▶ [Work to complete]:
1/ Reproduce the passage of the Hansard excerpt starting at "Haldimand—Norfolk" and ending at "the year before.".
2/ Using the Hansard excerpt, answer each question on its own line:
(a) On what date did this exchange take place?
(b) What riding is listed for Meili Faille?
(c) What ministerial title is given for Diane Finley?

House of Commons Hansard #3 of the 40th Parliament, 3rd Session. (The original version is on Parliament's site.) The word of the day was tax.

Topics

Seniors
Oral Questions

March 5th, 2010 / 11:55 a.m.

Bloc

Meili Faille Vaudreuil-Soulanges, QC

Mr. Speaker, while this budget maintains tax breaks for the oil companies, seniors have been left in the cold. The budget does not propose any measures to help older workers who cannot retrain, and ignores the needs of the poorest seniors by failing to improve the guaranteed income supplement.

How can the government justify the fact that it always finds money for the oil companies but never has money to help older workers who cannot be retrained or our poorest seniors?

Seniors
Oral Questions

11:55 a.m.

Haldimand—Norfolk
Ontario

Conservative

Diane Finley Minister of Human Resources and Skills Development

Mr. Speaker, she should have read the budgets for last year and the year before.

We spent money for seniors in several ways. There is pension splitting and there are increased deductions. For seniors and older workers, there are expanded systems to support them and help them return to work.

Each time, her party voted against these measures.

The Environment
Oral Questions

11:55 a.m.

NDP

Linda Duncan Edmonton—Strathcona, AB

Mr. Speaker, the throne speech reads:

Nowhere is a commitment to principled policy, backed by action, needed more than in addressing climate change.

▶ [Provided records]:
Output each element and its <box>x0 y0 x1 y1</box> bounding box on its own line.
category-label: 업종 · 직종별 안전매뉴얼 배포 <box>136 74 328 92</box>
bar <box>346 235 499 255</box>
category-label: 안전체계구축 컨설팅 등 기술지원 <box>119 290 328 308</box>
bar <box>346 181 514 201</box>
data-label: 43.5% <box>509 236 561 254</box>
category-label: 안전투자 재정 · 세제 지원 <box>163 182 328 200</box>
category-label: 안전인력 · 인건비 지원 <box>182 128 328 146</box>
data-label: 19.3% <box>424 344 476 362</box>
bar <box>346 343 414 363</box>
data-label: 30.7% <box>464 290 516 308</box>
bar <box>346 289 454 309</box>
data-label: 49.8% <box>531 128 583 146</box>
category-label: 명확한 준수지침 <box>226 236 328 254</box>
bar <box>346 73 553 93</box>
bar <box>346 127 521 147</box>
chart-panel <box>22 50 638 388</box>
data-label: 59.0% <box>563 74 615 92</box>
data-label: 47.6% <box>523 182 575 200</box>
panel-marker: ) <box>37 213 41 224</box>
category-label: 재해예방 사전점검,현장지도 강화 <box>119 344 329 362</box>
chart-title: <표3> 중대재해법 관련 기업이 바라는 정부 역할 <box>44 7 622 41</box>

▶ [Response list]:
1/
Haldimand—Norfolk
Ontario

Conservative

Diane Finley Minister of Human Resources and Skills Development

Mr. Speaker, she should have read the budgets for last year and the year before.

2/
(a) March 5th, 2010
(b) Vaudreuil-Soulanges, QC
(c) Minister of Human Resources and Skills Development